=== Task description ===
Give back every line exactly as it appears, pictures excluded.

=== Working data ===
┌──

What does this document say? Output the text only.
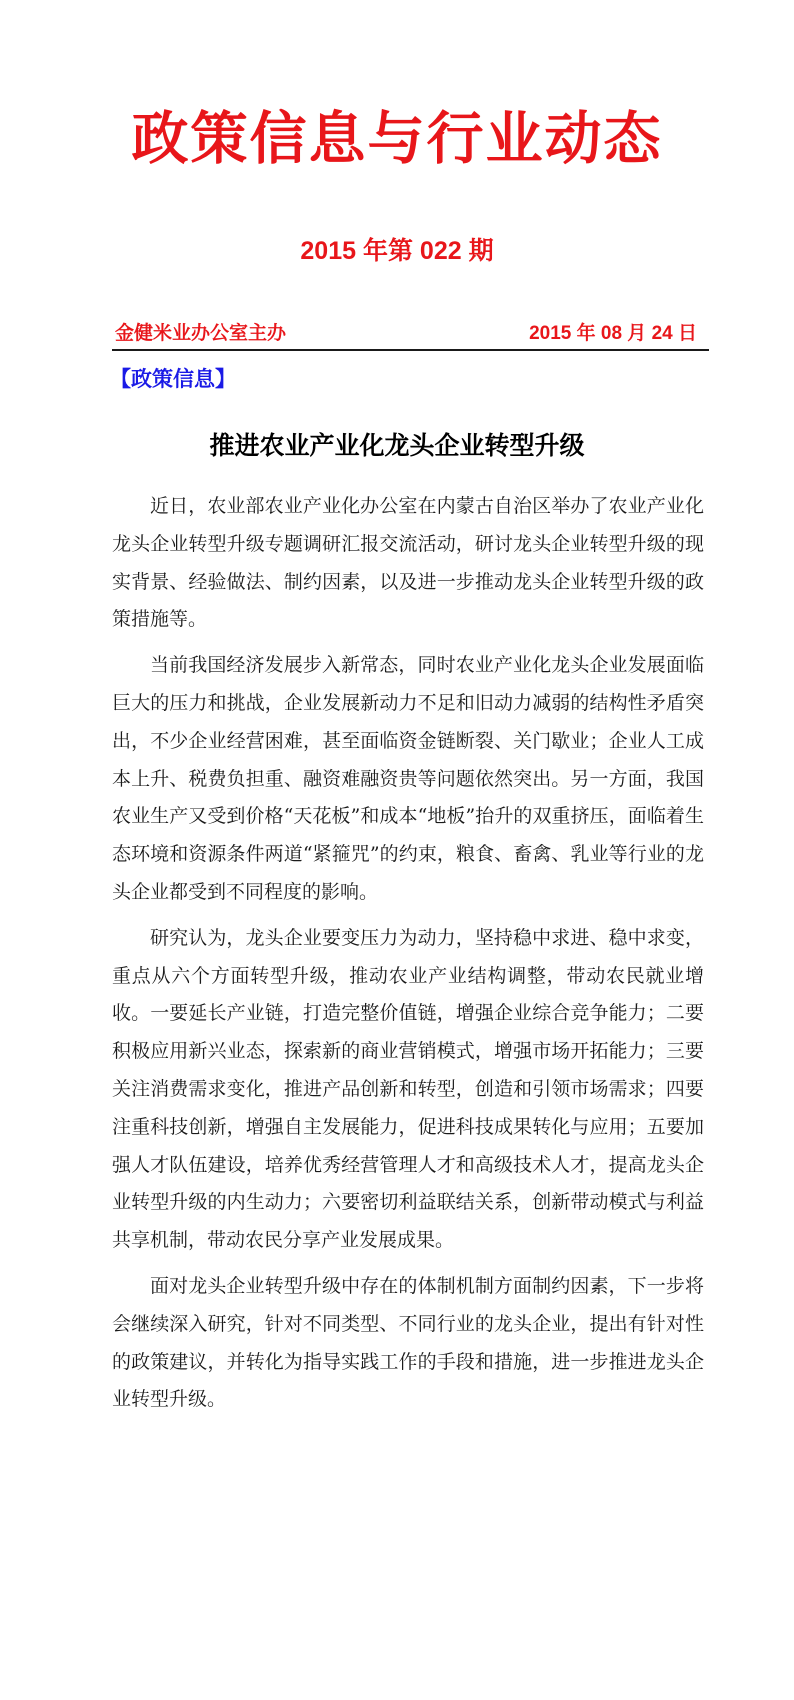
政策信息与行业动态
2015 年第 022 期
金健米业办公室主办	2015 年 08 月 24 日
【政策信息】
推进农业产业化龙头企业转型升级

近日，农业部农业产业化办公室在内蒙古自治区举办了农业产业化龙头企业转型升级专题调研汇报交流活动，研讨龙头企业转型升级的现实背景、经验做法、制约因素，以及进一步推动龙头企业转型升级的政策措施等。

当前我国经济发展步入新常态，同时农业产业化龙头企业发展面临巨大的压力和挑战，企业发展新动力不足和旧动力减弱的结构性矛盾突出，不少企业经营困难，甚至面临资金链断裂、关门歇业；企业人工成本上升、税费负担重、融资难融资贵等问题依然突出。另一方面，我国农业生产又受到价格“天花板”和成本“地板”抬升的双重挤压，面临着生态环境和资源条件两道“紧箍咒”的约束，粮食、畜禽、乳业等行业的龙头企业都受到不同程度的影响。

研究认为，龙头企业要变压力为动力，坚持稳中求进、稳中求变，重点从六个方面转型升级，推动农业产业结构调整，带动农民就业增收。一要延长产业链，打造完整价值链，增强企业综合竞争能力；二要积极应用新兴业态，探索新的商业营销模式，增强市场开拓能力；三要关注消费需求变化，推进产品创新和转型，创造和引领市场需求；四要注重科技创新，增强自主发展能力，促进科技成果转化与应用；五要加强人才队伍建设，培养优秀经营管理人才和高级技术人才，提高龙头企业转型升级的内生动力；六要密切利益联结关系，创新带动模式与利益共享机制，带动农民分享产业发展成果。

面对龙头企业转型升级中存在的体制机制方面制约因素，下一步将会继续深入研究，针对不同类型、不同行业的龙头企业，提出有针对性的政策建议，并转化为指导实践工作的手段和措施，进一步推进龙头企业转型升级。
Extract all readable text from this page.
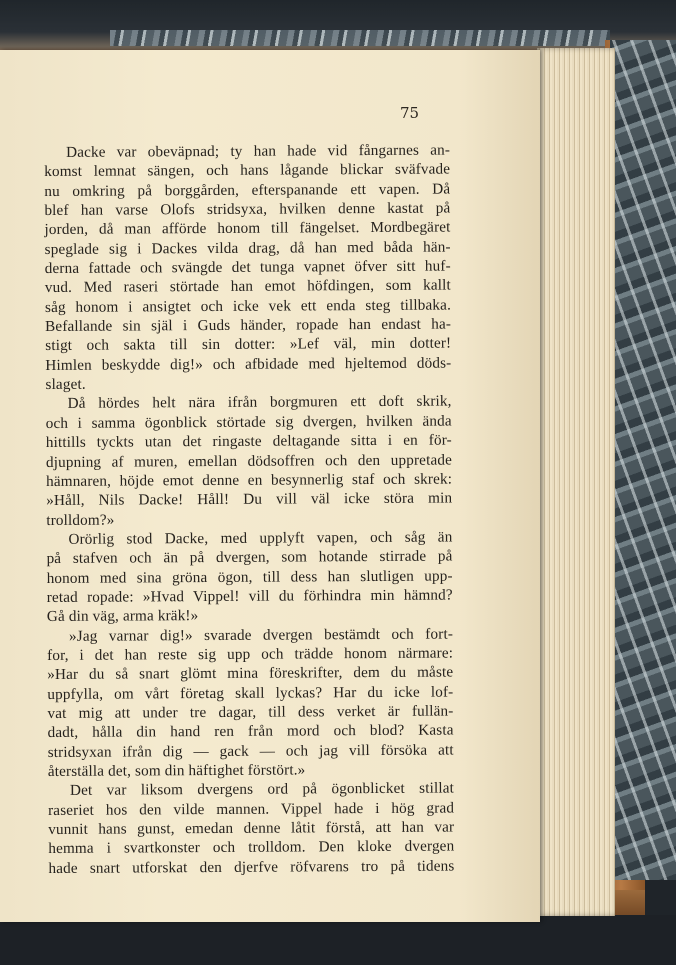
75
Dacke var obeväpnad; ty han hade vid fångarnes an-
komst lemnat sängen, och hans lågande blickar sväfvade
nu omkring på borggården, efterspanande ett vapen. Då
blef han varse Olofs stridsyxa, hvilken denne kastat på
jorden, då man afförde honom till fängelset. Mordbegäret
speglade sig i Dackes vilda drag, då han med båda hän-
derna fattade och svängde det tunga vapnet öfver sitt huf-
vud. Med raseri störtade han emot höfdingen, som kallt
såg honom i ansigtet och icke vek ett enda steg tillbaka.
Befallande sin själ i Guds händer, ropade han endast ha-
stigt och sakta till sin dotter: »Lef väl, min dotter!
Himlen beskydde dig!» och afbidade med hjeltemod döds-
slaget.
Då hördes helt nära ifrån borgmuren ett doft skrik,
och i samma ögonblick störtade sig dvergen, hvilken ända
hittills tyckts utan det ringaste deltagande sitta i en för-
djupning af muren, emellan dödsoffren och den uppretade
hämnaren, höjde emot denne en besynnerlig staf och skrek:
»Håll, Nils Dacke! Håll! Du vill väl icke störa min
trolldom?»
Orörlig stod Dacke, med upplyft vapen, och såg än
på stafven och än på dvergen, som hotande stirrade på
honom med sina gröna ögon, till dess han slutligen upp-
retad ropade: »Hvad Vippel! vill du förhindra min hämnd?
Gå din väg, arma kräk!»
»Jag varnar dig!» svarade dvergen bestämdt och fort-
for, i det han reste sig upp och trädde honom närmare:
»Har du så snart glömt mina föreskrifter, dem du måste
uppfylla, om vårt företag skall lyckas? Har du icke lof-
vat mig att under tre dagar, till dess verket är fullän-
dadt, hålla din hand ren från mord och blod? Kasta
stridsyxan ifrån dig — gack — och jag vill försöka att
återställa det, som din häftighet förstört.»
Det var liksom dvergens ord på ögonblicket stillat
raseriet hos den vilde mannen. Vippel hade i hög grad
vunnit hans gunst, emedan denne låtit förstå, att han var
hemma i svartkonster och trolldom. Den kloke dvergen
hade snart utforskat den djerfve röfvarens tro på tidens
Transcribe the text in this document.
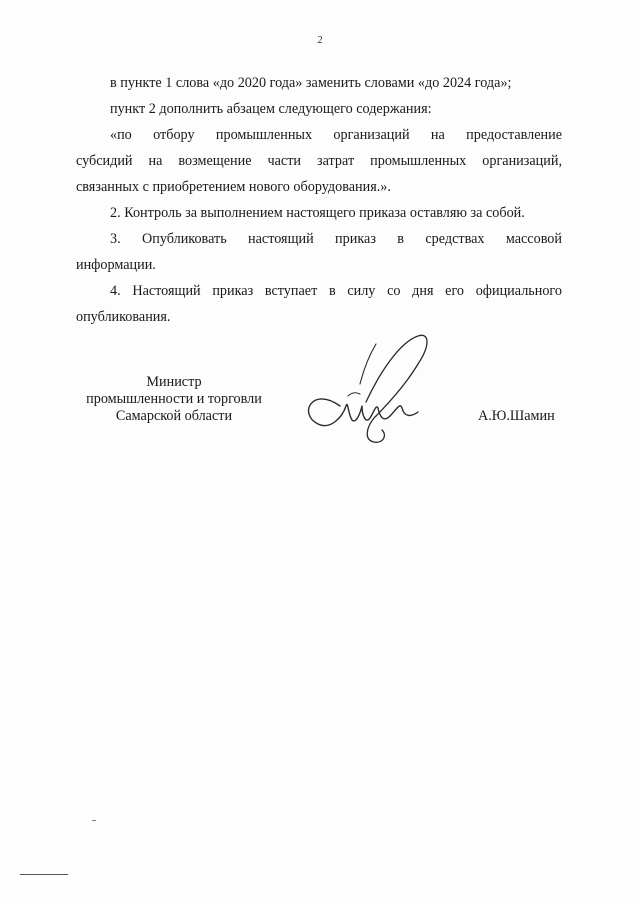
2

в пункте 1 слова «до 2020 года» заменить словами «до 2024 года»;

пункт 2 дополнить абзацем следующего содержания:

«по отбору промышленных организаций на предоставление

субсидий на возмещение части затрат промышленных организаций,

связанных с приобретением нового оборудования.».

2. Контроль за выполнением настоящего приказа оставляю за собой.

3. Опубликовать настоящий приказ в средствах массовой

информации.

4. Настоящий приказ вступает в силу со дня его официального

опубликования.

Министр
промышленности и торговли
Самарской области	А.Ю.Шамин
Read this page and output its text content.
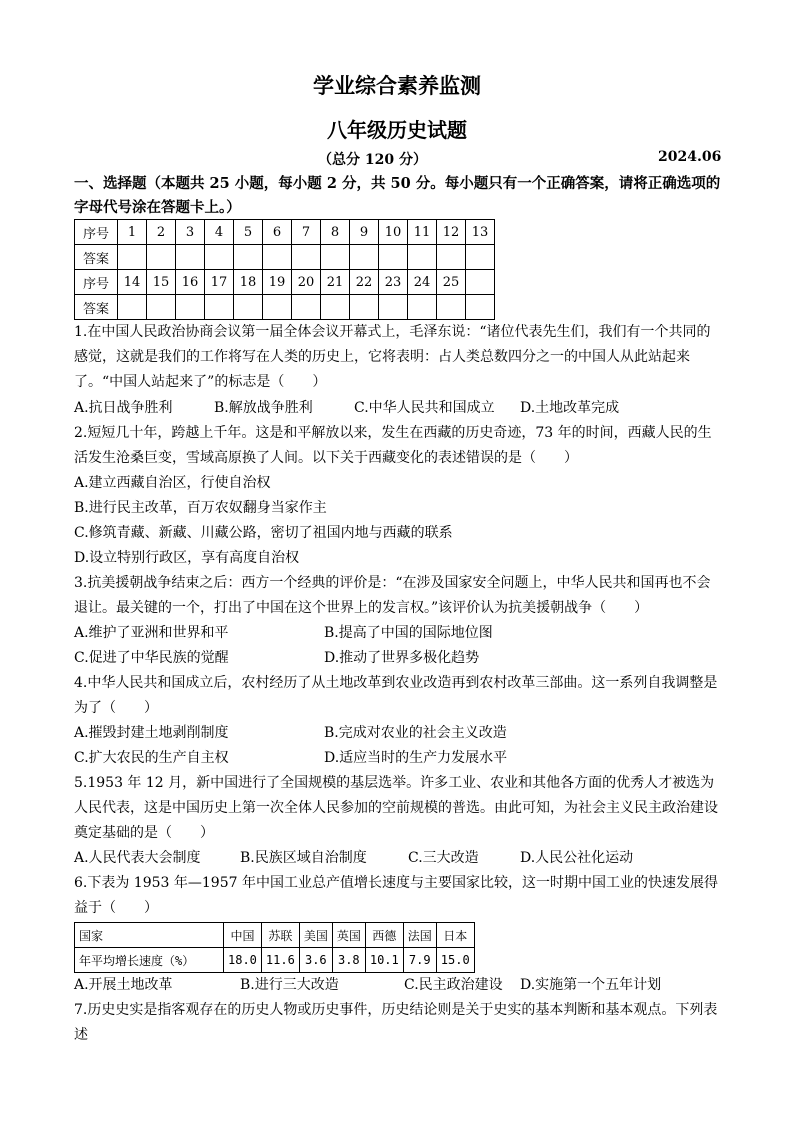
学业综合素养监测
八年级历史试题
（总分 120 分）	2024.06
一、选择题（本题共 25 小题，每小题 2 分，共 50 分。每小题只有一个正确答案，请将正确选项的字母代号涂在答题卡上。）
序号	1	2	3	4	5	6	7	8	9	10	11	12	13
答案													
序号	14	15	16	17	18	19	20	21	22	23	24	25	
答案													
1.在中国人民政治协商会议第一届全体会议开幕式上，毛泽东说：“诸位代表先生们，我们有一个共同的感觉，这就是我们的工作将写在人类的历史上，它将表明：占人类总数四分之一的中国人从此站起来了。“中国人站起来了”的标志是（　　）
A.抗日战争胜利	B.解放战争胜利	C.中华人民共和国成立 D.土地改革完成
2.短短几十年，跨越上千年。这是和平解放以来，发生在西藏的历史奇迹，73 年的时间，西藏人民的生活发生沧桑巨变，雪域高原换了人间。以下关于西藏变化的表述错误的是（　　）
A.建立西藏自治区，行使自治权
B.进行民主改革，百万农奴翻身当家作主
C.修筑青藏、新藏、川藏公路，密切了祖国内地与西藏的联系
D.设立特别行政区，享有高度自治权
3.抗美援朝战争结束之后：西方一个经典的评价是：“在涉及国家安全问题上，中华人民共和国再也不会退让。最关键的一个，打出了中国在这个世界上的发言权。”该评价认为抗美援朝战争（　　）
A.维护了亚洲和世界和平	B.提高了中国的国际地位图
C.促进了中华民族的觉醒	D.推动了世界多极化趋势
4.中华人民共和国成立后，农村经历了从土地改革到农业改造再到农村改革三部曲。这一系列自我调整是为了（　　）
A.摧毁封建土地剥削制度	B.完成对农业的社会主义改造
C.扩大农民的生产自主权	D.适应当时的生产力发展水平
5.1953 年 12 月，新中国进行了全国规模的基层选举。许多工业、农业和其他各方面的优秀人才被选为人民代表，这是中国历史上第一次全体人民参加的空前规模的普选。由此可知，为社会主义民主政治建设奠定基础的是（　　）
A.人民代表大会制度	B.民族区域自治制度	C.三大改造	D.人民公社化运动
6.下表为 1953 年—1957 年中国工业总产值增长速度与主要国家比较，这一时期中国工业的快速发展得益于（　　）
国家	中国	苏联	美国	英国	西德	法国	日本
年平均增长速度（%）	18.0	11.6	3.6	3.8	10.1	7.9	15.0
A.开展土地改革	B.进行三大改造	C.民主政治建设 D.实施第一个五年计划
7.历史史实是指客观存在的历史人物或历史事件，历史结论则是关于史实的基本判断和基本观点。下列表述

└──

=== Worked solution ===
What does this document say? Output the text only.
政策信息与行业动态
2015 年第 022 期
金健米业办公室主办	2015 年 08 月 24 日
【政策信息】
推进农业产业化龙头企业转型升级

近日，农业部农业产业化办公室在内蒙古自治区举办了农业产业化龙头企业转型升级专题调研汇报交流活动，研讨龙头企业转型升级的现实背景、经验做法、制约因素，以及进一步推动龙头企业转型升级的政策措施等。

当前我国经济发展步入新常态，同时农业产业化龙头企业发展面临巨大的压力和挑战，企业发展新动力不足和旧动力减弱的结构性矛盾突出，不少企业经营困难，甚至面临资金链断裂、关门歇业；企业人工成本上升、税费负担重、融资难融资贵等问题依然突出。另一方面，我国农业生产又受到价格“天花板”和成本“地板”抬升的双重挤压，面临着生态环境和资源条件两道“紧箍咒”的约束，粮食、畜禽、乳业等行业的龙头企业都受到不同程度的影响。

研究认为，龙头企业要变压力为动力，坚持稳中求进、稳中求变，重点从六个方面转型升级，推动农业产业结构调整，带动农民就业增收。一要延长产业链，打造完整价值链，增强企业综合竞争能力；二要积极应用新兴业态，探索新的商业营销模式，增强市场开拓能力；三要关注消费需求变化，推进产品创新和转型，创造和引领市场需求；四要注重科技创新，增强自主发展能力，促进科技成果转化与应用；五要加强人才队伍建设，培养优秀经营管理人才和高级技术人才，提高龙头企业转型升级的内生动力；六要密切利益联结关系，创新带动模式与利益共享机制，带动农民分享产业发展成果。

面对龙头企业转型升级中存在的体制机制方面制约因素，下一步将会继续深入研究，针对不同类型、不同行业的龙头企业，提出有针对性的政策建议，并转化为指导实践工作的手段和措施，进一步推进龙头企业转型升级。
Extract all readable text from this page.
75
Dacke var obeväpnad; ty han hade vid fångarnes an-
komst lemnat sängen, och hans lågande blickar sväfvade
nu omkring på borggården, efterspanande ett vapen. Då
blef han varse Olofs stridsyxa, hvilken denne kastat på
jorden, då man afförde honom till fängelset. Mordbegäret
speglade sig i Dackes vilda drag, då han med båda hän-
derna fattade och svängde det tunga vapnet öfver sitt huf-
vud. Med raseri störtade han emot höfdingen, som kallt
såg honom i ansigtet och icke vek ett enda steg tillbaka.
Befallande sin själ i Guds händer, ropade han endast ha-
stigt och sakta till sin dotter: »Lef väl, min dotter!
Himlen beskydde dig!» och afbidade med hjeltemod döds-
slaget.
Då hördes helt nära ifrån borgmuren ett doft skrik,
och i samma ögonblick störtade sig dvergen, hvilken ända
hittills tyckts utan det ringaste deltagande sitta i en för-
djupning af muren, emellan dödsoffren och den uppretade
hämnaren, höjde emot denne en besynnerlig staf och skrek:
»Håll, Nils Dacke! Håll! Du vill väl icke störa min
trolldom?»
Orörlig stod Dacke, med upplyft vapen, och såg än
på stafven och än på dvergen, som hotande stirrade på
honom med sina gröna ögon, till dess han slutligen upp-
retad ropade: »Hvad Vippel! vill du förhindra min hämnd?
Gå din väg, arma kräk!»
»Jag varnar dig!» svarade dvergen bestämdt och fort-
for, i det han reste sig upp och trädde honom närmare:
»Har du så snart glömt mina föreskrifter, dem du måste
uppfylla, om vårt företag skall lyckas? Har du icke lof-
vat mig att under tre dagar, till dess verket är fullän-
dadt, hålla din hand ren från mord och blod? Kasta
stridsyxan ifrån dig — gack — och jag vill försöka att
återställa det, som din häftighet förstört.»
Det var liksom dvergens ord på ögonblicket stillat
raseriet hos den vilde mannen. Vippel hade i hög grad
vunnit hans gunst, emedan denne låtit förstå, att han var
hemma i svartkonster och trolldom. Den kloke dvergen
hade snart utforskat den djerfve röfvarens tro på tidens
Transcribe the text in this document.
2

в пункте 1 слова «до 2020 года» заменить словами «до 2024 года»;

пункт 2 дополнить абзацем следующего содержания:

«по отбору промышленных организаций на предоставление

субсидий на возмещение части затрат промышленных организаций,

связанных с приобретением нового оборудования.».

2. Контроль за выполнением настоящего приказа оставляю за собой.

3. Опубликовать настоящий приказ в средствах массовой

информации.

4. Настоящий приказ вступает в силу со дня его официального

опубликования.

Министр
промышленности и торговли
Самарской области	А.Ю.Шамин
Read this page and output its text content.
学业综合素养监测
八年级历史试题
（总分 120 分）	2024.06
一、选择题（本题共 25 小题，每小题 2 分，共 50 分。每小题只有一个正确答案，请将正确选项的字母代号涂在答题卡上。）
序号	1	2	3	4	5	6	7	8	9	10	11	12	13
答案													
序号	14	15	16	17	18	19	20	21	22	23	24	25	
答案													
1.在中国人民政治协商会议第一届全体会议开幕式上，毛泽东说：“诸位代表先生们，我们有一个共同的感觉，这就是我们的工作将写在人类的历史上，它将表明：占人类总数四分之一的中国人从此站起来了。“中国人站起来了”的标志是（　　）
A.抗日战争胜利	B.解放战争胜利	C.中华人民共和国成立 D.土地改革完成
2.短短几十年，跨越上千年。这是和平解放以来，发生在西藏的历史奇迹，73 年的时间，西藏人民的生活发生沧桑巨变，雪域高原换了人间。以下关于西藏变化的表述错误的是（　　）
A.建立西藏自治区，行使自治权
B.进行民主改革，百万农奴翻身当家作主
C.修筑青藏、新藏、川藏公路，密切了祖国内地与西藏的联系
D.设立特别行政区，享有高度自治权
3.抗美援朝战争结束之后：西方一个经典的评价是：“在涉及国家安全问题上，中华人民共和国再也不会退让。最关键的一个，打出了中国在这个世界上的发言权。”该评价认为抗美援朝战争（　　）
A.维护了亚洲和世界和平	B.提高了中国的国际地位图
C.促进了中华民族的觉醒	D.推动了世界多极化趋势
4.中华人民共和国成立后，农村经历了从土地改革到农业改造再到农村改革三部曲。这一系列自我调整是为了（　　）
A.摧毁封建土地剥削制度	B.完成对农业的社会主义改造
C.扩大农民的生产自主权	D.适应当时的生产力发展水平
5.1953 年 12 月，新中国进行了全国规模的基层选举。许多工业、农业和其他各方面的优秀人才被选为人民代表，这是中国历史上第一次全体人民参加的空前规模的普选。由此可知，为社会主义民主政治建设奠定基础的是（　　）
A.人民代表大会制度	B.民族区域自治制度	C.三大改造	D.人民公社化运动
6.下表为 1953 年—1957 年中国工业总产值增长速度与主要国家比较，这一时期中国工业的快速发展得益于（　　）
国家	中国	苏联	美国	英国	西德	法国	日本
年平均增长速度（%）	18.0	11.6	3.6	3.8	10.1	7.9	15.0
A.开展土地改革	B.进行三大改造	C.民主政治建设 D.实施第一个五年计划
7.历史史实是指客观存在的历史人物或历史事件，历史结论则是关于史实的基本判断和基本观点。下列表述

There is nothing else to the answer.